The problem
Look through the lines of the material and count those containing "heading". Give that count alone.

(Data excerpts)
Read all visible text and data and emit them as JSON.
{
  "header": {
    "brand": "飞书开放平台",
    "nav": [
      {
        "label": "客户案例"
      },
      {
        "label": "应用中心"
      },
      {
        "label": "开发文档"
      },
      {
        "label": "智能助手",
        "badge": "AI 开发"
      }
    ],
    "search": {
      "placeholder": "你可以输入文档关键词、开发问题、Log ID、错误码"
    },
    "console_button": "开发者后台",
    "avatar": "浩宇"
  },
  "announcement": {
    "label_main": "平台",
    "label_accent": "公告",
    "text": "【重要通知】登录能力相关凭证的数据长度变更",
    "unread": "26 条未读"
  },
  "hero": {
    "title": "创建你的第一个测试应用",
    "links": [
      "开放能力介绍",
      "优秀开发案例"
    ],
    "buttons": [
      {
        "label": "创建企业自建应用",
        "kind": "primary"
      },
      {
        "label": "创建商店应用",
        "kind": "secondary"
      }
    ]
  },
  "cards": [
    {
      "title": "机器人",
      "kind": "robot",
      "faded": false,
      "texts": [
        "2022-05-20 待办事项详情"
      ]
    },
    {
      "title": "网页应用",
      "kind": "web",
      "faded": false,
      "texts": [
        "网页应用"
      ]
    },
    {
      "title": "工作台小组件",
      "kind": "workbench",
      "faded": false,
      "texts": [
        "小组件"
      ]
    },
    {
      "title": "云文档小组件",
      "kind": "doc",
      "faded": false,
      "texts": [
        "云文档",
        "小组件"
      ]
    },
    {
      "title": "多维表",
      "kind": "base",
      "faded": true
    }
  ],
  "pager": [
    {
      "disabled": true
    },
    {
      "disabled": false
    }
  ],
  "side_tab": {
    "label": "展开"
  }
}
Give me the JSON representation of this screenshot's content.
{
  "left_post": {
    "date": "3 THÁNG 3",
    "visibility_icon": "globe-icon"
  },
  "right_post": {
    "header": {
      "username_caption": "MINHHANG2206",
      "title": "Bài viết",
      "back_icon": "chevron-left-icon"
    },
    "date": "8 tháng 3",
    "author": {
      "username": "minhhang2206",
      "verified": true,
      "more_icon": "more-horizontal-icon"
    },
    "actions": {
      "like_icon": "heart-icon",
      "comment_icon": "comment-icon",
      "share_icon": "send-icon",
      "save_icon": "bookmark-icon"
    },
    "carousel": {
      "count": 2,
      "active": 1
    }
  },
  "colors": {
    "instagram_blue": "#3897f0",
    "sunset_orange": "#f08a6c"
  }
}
...
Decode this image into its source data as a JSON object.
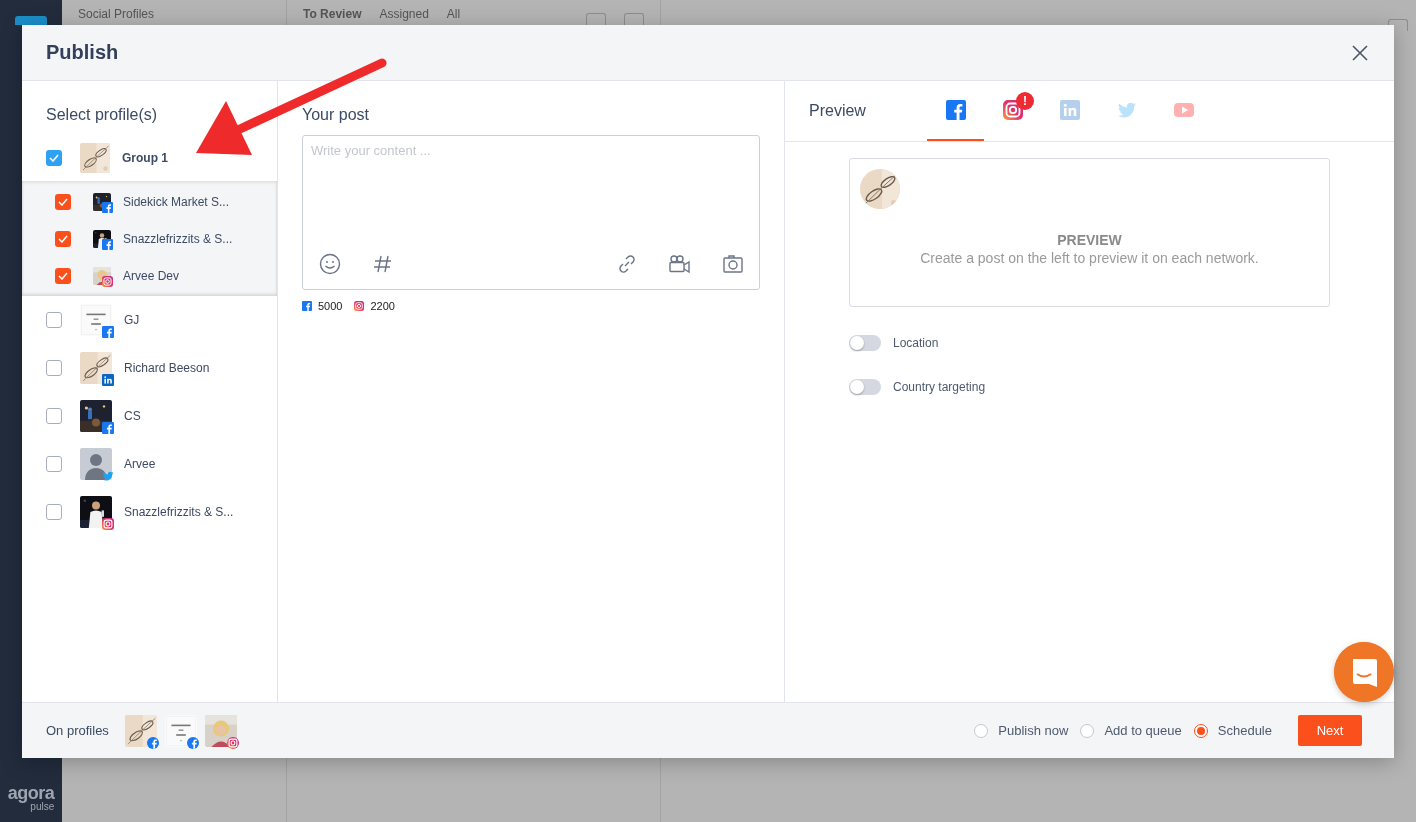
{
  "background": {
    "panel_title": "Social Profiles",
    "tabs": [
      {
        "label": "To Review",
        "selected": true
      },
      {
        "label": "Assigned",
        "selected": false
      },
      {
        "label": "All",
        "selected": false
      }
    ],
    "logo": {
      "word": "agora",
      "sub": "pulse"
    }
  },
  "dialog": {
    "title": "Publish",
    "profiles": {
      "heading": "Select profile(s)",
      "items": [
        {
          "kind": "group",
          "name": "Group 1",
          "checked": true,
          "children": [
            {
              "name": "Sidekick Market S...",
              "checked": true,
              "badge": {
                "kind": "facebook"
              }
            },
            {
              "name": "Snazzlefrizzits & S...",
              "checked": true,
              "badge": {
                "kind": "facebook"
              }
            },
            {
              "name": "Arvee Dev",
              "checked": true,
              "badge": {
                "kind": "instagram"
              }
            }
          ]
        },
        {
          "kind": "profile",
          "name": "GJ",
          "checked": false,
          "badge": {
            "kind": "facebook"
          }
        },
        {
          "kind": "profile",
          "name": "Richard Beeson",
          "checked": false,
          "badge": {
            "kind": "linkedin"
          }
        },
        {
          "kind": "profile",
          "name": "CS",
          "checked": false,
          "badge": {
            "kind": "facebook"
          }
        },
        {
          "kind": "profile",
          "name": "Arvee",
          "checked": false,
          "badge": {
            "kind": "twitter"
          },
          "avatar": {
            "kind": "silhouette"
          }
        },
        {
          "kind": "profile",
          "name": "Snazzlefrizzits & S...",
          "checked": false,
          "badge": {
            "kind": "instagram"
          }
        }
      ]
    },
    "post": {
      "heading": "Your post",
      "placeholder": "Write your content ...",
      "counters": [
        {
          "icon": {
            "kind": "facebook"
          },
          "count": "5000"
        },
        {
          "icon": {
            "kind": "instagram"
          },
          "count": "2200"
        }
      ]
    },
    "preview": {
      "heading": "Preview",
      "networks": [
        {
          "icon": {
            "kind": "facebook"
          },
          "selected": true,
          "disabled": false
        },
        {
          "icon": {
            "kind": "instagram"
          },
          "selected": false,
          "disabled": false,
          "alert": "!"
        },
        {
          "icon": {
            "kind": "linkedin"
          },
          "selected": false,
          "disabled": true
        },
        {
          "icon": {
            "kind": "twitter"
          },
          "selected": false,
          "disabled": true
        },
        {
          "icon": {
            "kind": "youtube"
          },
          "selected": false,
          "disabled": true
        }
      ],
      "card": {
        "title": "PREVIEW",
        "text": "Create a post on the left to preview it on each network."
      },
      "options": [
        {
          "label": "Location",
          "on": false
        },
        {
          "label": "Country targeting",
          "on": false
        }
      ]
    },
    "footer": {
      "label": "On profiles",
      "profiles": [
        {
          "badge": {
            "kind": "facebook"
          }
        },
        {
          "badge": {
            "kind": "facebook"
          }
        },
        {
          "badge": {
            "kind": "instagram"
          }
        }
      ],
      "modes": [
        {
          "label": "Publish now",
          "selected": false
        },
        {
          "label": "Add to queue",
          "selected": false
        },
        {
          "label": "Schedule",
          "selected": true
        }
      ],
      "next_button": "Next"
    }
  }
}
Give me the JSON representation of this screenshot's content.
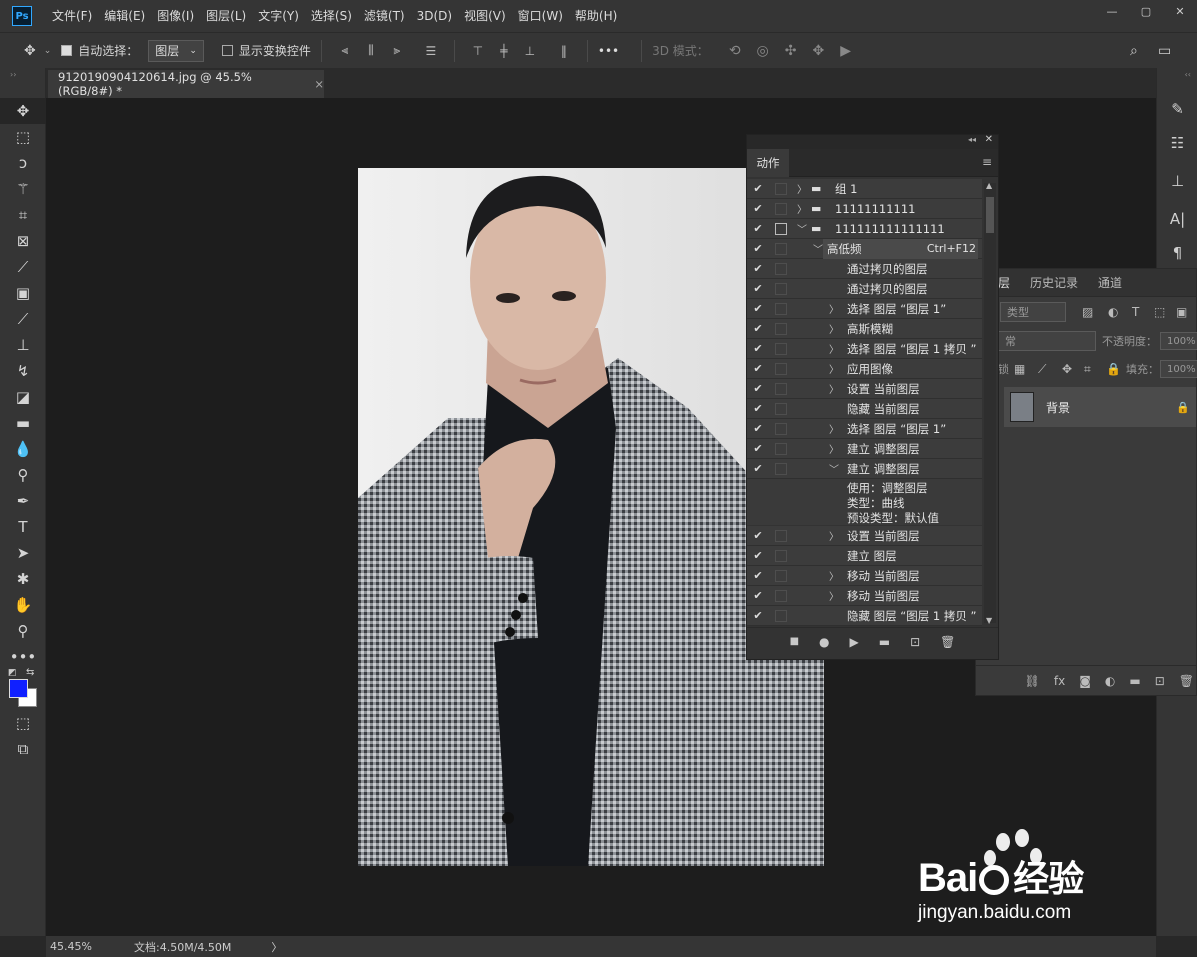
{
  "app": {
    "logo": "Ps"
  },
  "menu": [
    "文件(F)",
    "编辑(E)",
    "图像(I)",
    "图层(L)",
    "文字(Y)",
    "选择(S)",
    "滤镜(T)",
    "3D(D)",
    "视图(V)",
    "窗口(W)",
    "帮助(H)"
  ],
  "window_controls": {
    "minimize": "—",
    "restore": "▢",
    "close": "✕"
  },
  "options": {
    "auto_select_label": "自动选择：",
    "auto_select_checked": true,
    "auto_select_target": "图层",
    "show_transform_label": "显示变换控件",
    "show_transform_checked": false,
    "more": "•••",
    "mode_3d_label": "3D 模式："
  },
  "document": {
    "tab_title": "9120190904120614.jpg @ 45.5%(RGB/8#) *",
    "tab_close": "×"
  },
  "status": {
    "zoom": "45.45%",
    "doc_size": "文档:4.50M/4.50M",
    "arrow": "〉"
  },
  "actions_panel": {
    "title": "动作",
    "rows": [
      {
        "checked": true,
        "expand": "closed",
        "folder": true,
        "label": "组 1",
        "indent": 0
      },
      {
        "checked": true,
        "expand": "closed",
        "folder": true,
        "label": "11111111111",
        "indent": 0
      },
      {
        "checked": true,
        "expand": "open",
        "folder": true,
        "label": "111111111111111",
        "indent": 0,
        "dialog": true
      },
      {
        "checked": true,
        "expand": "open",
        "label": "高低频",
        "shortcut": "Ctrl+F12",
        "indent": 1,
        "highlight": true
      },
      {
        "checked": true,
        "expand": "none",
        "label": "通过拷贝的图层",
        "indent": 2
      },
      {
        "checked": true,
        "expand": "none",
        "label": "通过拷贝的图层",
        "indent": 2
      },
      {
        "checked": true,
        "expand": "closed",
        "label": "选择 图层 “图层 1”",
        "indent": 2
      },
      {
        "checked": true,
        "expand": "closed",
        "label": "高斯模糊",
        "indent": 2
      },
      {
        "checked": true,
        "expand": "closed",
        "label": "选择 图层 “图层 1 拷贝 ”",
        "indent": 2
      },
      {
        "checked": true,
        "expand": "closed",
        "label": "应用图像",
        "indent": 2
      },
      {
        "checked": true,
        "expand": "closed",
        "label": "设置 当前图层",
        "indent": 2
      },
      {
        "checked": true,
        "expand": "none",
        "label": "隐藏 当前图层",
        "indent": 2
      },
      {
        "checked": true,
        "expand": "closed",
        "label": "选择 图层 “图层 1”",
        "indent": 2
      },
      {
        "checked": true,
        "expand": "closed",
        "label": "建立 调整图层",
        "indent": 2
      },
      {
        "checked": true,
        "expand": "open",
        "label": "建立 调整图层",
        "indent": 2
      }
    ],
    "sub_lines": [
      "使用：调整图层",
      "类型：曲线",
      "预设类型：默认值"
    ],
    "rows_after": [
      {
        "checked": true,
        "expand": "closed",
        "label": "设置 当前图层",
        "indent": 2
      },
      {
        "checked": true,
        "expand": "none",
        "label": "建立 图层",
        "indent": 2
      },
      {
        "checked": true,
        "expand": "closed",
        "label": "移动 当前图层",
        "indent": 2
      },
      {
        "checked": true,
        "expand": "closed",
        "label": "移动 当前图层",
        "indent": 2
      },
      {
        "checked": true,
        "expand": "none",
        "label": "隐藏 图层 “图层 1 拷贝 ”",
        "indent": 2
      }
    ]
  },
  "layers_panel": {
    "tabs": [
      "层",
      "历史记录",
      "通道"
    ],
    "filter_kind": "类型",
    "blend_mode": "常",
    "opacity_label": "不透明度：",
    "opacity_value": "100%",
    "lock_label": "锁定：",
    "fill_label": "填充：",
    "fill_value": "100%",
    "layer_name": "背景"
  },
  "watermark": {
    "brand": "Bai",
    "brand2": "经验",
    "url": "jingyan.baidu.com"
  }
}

The solution
3